• _Problem to solve_
Repeat all of the data precisely.

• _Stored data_
>> begin

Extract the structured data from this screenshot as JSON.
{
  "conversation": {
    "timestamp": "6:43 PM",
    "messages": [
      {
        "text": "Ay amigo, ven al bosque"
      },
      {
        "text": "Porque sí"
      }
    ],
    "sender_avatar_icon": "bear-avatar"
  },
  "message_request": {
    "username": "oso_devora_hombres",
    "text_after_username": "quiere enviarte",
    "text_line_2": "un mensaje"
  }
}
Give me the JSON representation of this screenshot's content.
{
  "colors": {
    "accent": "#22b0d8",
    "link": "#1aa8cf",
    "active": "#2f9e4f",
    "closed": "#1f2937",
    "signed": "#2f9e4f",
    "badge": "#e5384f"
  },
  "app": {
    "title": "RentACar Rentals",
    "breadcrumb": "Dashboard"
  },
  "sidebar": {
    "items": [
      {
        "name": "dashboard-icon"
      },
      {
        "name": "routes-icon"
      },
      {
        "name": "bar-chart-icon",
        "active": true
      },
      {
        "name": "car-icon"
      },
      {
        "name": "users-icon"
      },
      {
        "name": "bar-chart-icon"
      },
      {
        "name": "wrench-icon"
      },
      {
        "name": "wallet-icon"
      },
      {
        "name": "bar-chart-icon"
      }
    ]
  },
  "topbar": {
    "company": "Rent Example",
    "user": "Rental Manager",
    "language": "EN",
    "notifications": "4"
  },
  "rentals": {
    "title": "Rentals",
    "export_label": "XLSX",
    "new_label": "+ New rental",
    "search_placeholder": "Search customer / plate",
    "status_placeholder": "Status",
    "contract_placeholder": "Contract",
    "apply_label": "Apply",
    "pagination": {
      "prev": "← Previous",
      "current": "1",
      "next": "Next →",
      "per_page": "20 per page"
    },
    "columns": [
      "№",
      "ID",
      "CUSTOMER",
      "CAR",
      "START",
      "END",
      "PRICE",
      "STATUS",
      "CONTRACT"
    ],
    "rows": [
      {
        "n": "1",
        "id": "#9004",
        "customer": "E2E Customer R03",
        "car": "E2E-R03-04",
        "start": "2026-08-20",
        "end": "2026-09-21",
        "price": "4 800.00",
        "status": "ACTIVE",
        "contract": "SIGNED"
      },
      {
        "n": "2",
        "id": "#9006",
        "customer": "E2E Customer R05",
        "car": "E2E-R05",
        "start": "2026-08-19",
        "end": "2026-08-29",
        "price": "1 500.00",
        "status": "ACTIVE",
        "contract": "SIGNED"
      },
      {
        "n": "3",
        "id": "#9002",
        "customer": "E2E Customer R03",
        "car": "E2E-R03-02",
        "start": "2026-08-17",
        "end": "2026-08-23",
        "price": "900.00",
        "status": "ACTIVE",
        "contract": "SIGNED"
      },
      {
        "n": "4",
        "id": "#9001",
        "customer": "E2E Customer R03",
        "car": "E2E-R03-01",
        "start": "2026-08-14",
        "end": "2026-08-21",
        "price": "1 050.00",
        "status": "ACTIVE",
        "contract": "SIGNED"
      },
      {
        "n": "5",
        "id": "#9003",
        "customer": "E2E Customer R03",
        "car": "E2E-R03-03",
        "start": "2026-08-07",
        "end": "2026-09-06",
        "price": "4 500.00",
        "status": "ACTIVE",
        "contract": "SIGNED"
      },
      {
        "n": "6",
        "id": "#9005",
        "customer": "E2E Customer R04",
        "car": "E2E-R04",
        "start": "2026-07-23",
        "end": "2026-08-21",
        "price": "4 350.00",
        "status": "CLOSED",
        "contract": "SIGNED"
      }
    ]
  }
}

>> end

• _Full answer_
Extract the structured data from this screenshot as JSON.
{
  "conversation": {
    "timestamp": "6:43 PM",
    "messages": [
      {
        "text": "Ay amigo, ven al bosque"
      },
      {
        "text": "Porque sí"
      }
    ],
    "sender_avatar_icon": "bear-avatar"
  },
  "message_request": {
    "username": "oso_devora_hombres",
    "text_after_username": "quiere enviarte",
    "text_line_2": "un mensaje"
  }
}
Give me the JSON representation of this screenshot's content.
{
  "colors": {
    "accent": "#22b0d8",
    "link": "#1aa8cf",
    "active": "#2f9e4f",
    "closed": "#1f2937",
    "signed": "#2f9e4f",
    "badge": "#e5384f"
  },
  "app": {
    "title": "RentACar Rentals",
    "breadcrumb": "Dashboard"
  },
  "sidebar": {
    "items": [
      {
        "name": "dashboard-icon"
      },
      {
        "name": "routes-icon"
      },
      {
        "name": "bar-chart-icon",
        "active": true
      },
      {
        "name": "car-icon"
      },
      {
        "name": "users-icon"
      },
      {
        "name": "bar-chart-icon"
      },
      {
        "name": "wrench-icon"
      },
      {
        "name": "wallet-icon"
      },
      {
        "name": "bar-chart-icon"
      }
    ]
  },
  "topbar": {
    "company": "Rent Example",
    "user": "Rental Manager",
    "language": "EN",
    "notifications": "4"
  },
  "rentals": {
    "title": "Rentals",
    "export_label": "XLSX",
    "new_label": "+ New rental",
    "search_placeholder": "Search customer / plate",
    "status_placeholder": "Status",
    "contract_placeholder": "Contract",
    "apply_label": "Apply",
    "pagination": {
      "prev": "← Previous",
      "current": "1",
      "next": "Next →",
      "per_page": "20 per page"
    },
    "columns": [
      "№",
      "ID",
      "CUSTOMER",
      "CAR",
      "START",
      "END",
      "PRICE",
      "STATUS",
      "CONTRACT"
    ],
    "rows": [
      {
        "n": "1",
        "id": "#9004",
        "customer": "E2E Customer R03",
        "car": "E2E-R03-04",
        "start": "2026-08-20",
        "end": "2026-09-21",
        "price": "4 800.00",
        "status": "ACTIVE",
        "contract": "SIGNED"
      },
      {
        "n": "2",
        "id": "#9006",
        "customer": "E2E Customer R05",
        "car": "E2E-R05",
        "start": "2026-08-19",
        "end": "2026-08-29",
        "price": "1 500.00",
        "status": "ACTIVE",
        "contract": "SIGNED"
      },
      {
        "n": "3",
        "id": "#9002",
        "customer": "E2E Customer R03",
        "car": "E2E-R03-02",
        "start": "2026-08-17",
        "end": "2026-08-23",
        "price": "900.00",
        "status": "ACTIVE",
        "contract": "SIGNED"
      },
      {
        "n": "4",
        "id": "#9001",
        "customer": "E2E Customer R03",
        "car": "E2E-R03-01",
        "start": "2026-08-14",
        "end": "2026-08-21",
        "price": "1 050.00",
        "status": "ACTIVE",
        "contract": "SIGNED"
      },
      {
        "n": "5",
        "id": "#9003",
        "customer": "E2E Customer R03",
        "car": "E2E-R03-03",
        "start": "2026-08-07",
        "end": "2026-09-06",
        "price": "4 500.00",
        "status": "ACTIVE",
        "contract": "SIGNED"
      },
      {
        "n": "6",
        "id": "#9005",
        "customer": "E2E Customer R04",
        "car": "E2E-R04",
        "start": "2026-07-23",
        "end": "2026-08-21",
        "price": "4 350.00",
        "status": "CLOSED",
        "contract": "SIGNED"
      }
    ]
  }
}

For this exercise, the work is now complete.